:: Provided data

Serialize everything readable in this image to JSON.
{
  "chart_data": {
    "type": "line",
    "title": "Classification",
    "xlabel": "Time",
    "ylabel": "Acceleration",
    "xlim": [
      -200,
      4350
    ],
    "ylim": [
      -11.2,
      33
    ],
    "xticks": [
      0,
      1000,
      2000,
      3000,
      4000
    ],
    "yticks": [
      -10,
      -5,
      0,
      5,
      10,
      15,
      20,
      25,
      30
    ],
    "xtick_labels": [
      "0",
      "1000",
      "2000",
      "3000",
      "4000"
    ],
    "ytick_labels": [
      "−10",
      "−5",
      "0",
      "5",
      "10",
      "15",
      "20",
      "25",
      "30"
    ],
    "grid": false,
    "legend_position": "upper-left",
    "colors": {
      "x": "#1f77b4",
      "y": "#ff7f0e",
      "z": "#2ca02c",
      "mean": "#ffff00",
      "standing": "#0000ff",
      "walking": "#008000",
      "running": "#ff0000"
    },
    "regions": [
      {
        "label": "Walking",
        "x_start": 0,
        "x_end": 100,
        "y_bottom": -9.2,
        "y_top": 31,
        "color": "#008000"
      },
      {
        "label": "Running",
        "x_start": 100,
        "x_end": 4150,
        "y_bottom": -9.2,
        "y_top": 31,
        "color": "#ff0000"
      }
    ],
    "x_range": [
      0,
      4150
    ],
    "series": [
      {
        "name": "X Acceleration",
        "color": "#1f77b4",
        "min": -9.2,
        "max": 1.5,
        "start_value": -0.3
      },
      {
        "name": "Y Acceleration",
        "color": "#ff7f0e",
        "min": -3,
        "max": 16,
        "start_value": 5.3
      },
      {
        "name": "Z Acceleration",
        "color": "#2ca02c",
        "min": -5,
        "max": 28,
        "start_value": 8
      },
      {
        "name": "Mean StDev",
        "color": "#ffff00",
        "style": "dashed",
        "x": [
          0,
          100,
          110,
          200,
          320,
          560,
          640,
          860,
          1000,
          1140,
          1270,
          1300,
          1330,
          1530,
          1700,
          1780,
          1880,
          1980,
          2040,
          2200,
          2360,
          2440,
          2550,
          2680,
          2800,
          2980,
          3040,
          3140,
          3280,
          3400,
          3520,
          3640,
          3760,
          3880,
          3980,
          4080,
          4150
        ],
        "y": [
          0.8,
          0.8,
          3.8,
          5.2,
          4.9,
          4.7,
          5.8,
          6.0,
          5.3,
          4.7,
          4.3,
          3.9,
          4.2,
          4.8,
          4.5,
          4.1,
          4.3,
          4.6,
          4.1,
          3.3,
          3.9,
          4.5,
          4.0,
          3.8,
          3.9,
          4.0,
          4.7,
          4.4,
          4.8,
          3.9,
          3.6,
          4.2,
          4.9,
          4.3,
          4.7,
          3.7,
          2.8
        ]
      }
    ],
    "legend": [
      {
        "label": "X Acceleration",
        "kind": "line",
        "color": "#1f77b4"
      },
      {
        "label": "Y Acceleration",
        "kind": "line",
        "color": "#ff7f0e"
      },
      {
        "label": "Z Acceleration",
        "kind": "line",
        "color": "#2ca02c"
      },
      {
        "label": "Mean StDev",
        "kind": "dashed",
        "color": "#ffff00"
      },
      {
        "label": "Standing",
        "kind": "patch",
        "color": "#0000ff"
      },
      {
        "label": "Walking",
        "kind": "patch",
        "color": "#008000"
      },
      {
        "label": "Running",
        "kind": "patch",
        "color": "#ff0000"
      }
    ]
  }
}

::::

Look through the records and gather every line containing "name".

## [Answer below]
        "name": "X Acceleration",
        "name": "Y Acceleration",
        "name": "Z Acceleration",
        "name": "Mean StDev",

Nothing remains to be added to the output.